• [Aim of the exercise] Repeat the material verbatim and drop the pictures.

[Figure data in JSON]

+ + + + + + +

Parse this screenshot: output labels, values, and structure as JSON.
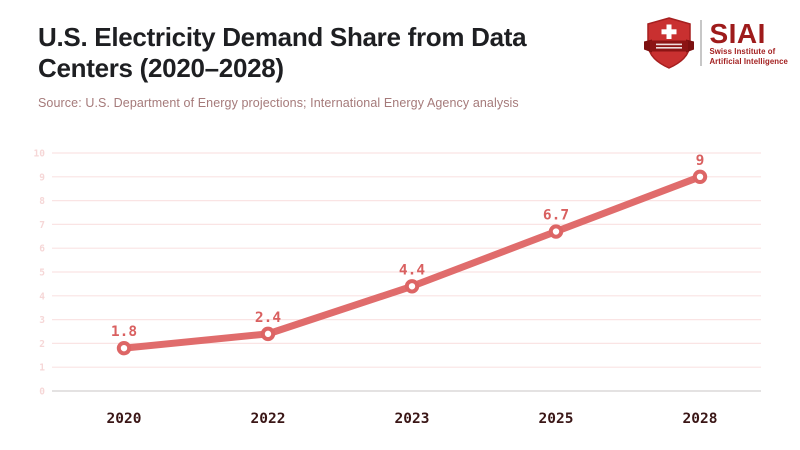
{
  "header": {
    "title_line1": "U.S. Electricity Demand Share from Data",
    "title_line2": "Centers (2020–2028)",
    "source": "Source: U.S. Department of Energy projections; International Energy Agency analysis"
  },
  "logo": {
    "acronym": "SIAI",
    "name_line1": "Swiss Institute of",
    "name_line2": "Artificial Intelligence",
    "shield_icon": "swiss-shield-icon",
    "colors": {
      "brand_red": "#9e1b1b",
      "shield_fill": "#c93030",
      "shield_edge": "#a61f1f",
      "banner": "#8c1414"
    }
  },
  "chart_data": {
    "type": "line",
    "title": "U.S. Electricity Demand Share from Data Centers (2020–2028)",
    "categories": [
      "2020",
      "2022",
      "2023",
      "2025",
      "2028"
    ],
    "values": [
      1.8,
      2.4,
      4.4,
      6.7,
      9
    ],
    "data_labels": [
      "1.8",
      "2.4",
      "4.4",
      "6.7",
      "9"
    ],
    "xlabel": "",
    "ylabel": "",
    "ylim": [
      0,
      10
    ],
    "y_ticks": [
      0,
      1,
      2,
      3,
      4,
      5,
      6,
      7,
      8,
      9,
      10
    ],
    "grid": true,
    "legend": "none",
    "colors": {
      "line": "#e06c6c",
      "marker_fill": "#ffffff",
      "marker_stroke": "#dd6565",
      "grid": "#fae4e4",
      "axis_line": "#d4d0d0",
      "y_tick_label": "#f6d7d7",
      "x_tick_label": "#3a1616",
      "data_label": "#d96060"
    }
  }
}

+ + + + + + +

• [Answer to this problem]
Parse this screenshot: output labels, values, and structure as JSON.
{
  "header": {
    "title_line1": "U.S. Electricity Demand Share from Data",
    "title_line2": "Centers (2020–2028)",
    "source": "Source: U.S. Department of Energy projections; International Energy Agency analysis"
  },
  "logo": {
    "acronym": "SIAI",
    "name_line1": "Swiss Institute of",
    "name_line2": "Artificial Intelligence",
    "shield_icon": "swiss-shield-icon",
    "colors": {
      "brand_red": "#9e1b1b",
      "shield_fill": "#c93030",
      "shield_edge": "#a61f1f",
      "banner": "#8c1414"
    }
  },
  "chart_data": {
    "type": "line",
    "title": "U.S. Electricity Demand Share from Data Centers (2020–2028)",
    "categories": [
      "2020",
      "2022",
      "2023",
      "2025",
      "2028"
    ],
    "values": [
      1.8,
      2.4,
      4.4,
      6.7,
      9
    ],
    "data_labels": [
      "1.8",
      "2.4",
      "4.4",
      "6.7",
      "9"
    ],
    "xlabel": "",
    "ylabel": "",
    "ylim": [
      0,
      10
    ],
    "y_ticks": [
      0,
      1,
      2,
      3,
      4,
      5,
      6,
      7,
      8,
      9,
      10
    ],
    "grid": true,
    "legend": "none",
    "colors": {
      "line": "#e06c6c",
      "marker_fill": "#ffffff",
      "marker_stroke": "#dd6565",
      "grid": "#fae4e4",
      "axis_line": "#d4d0d0",
      "y_tick_label": "#f6d7d7",
      "x_tick_label": "#3a1616",
      "data_label": "#d96060"
    }
  }
}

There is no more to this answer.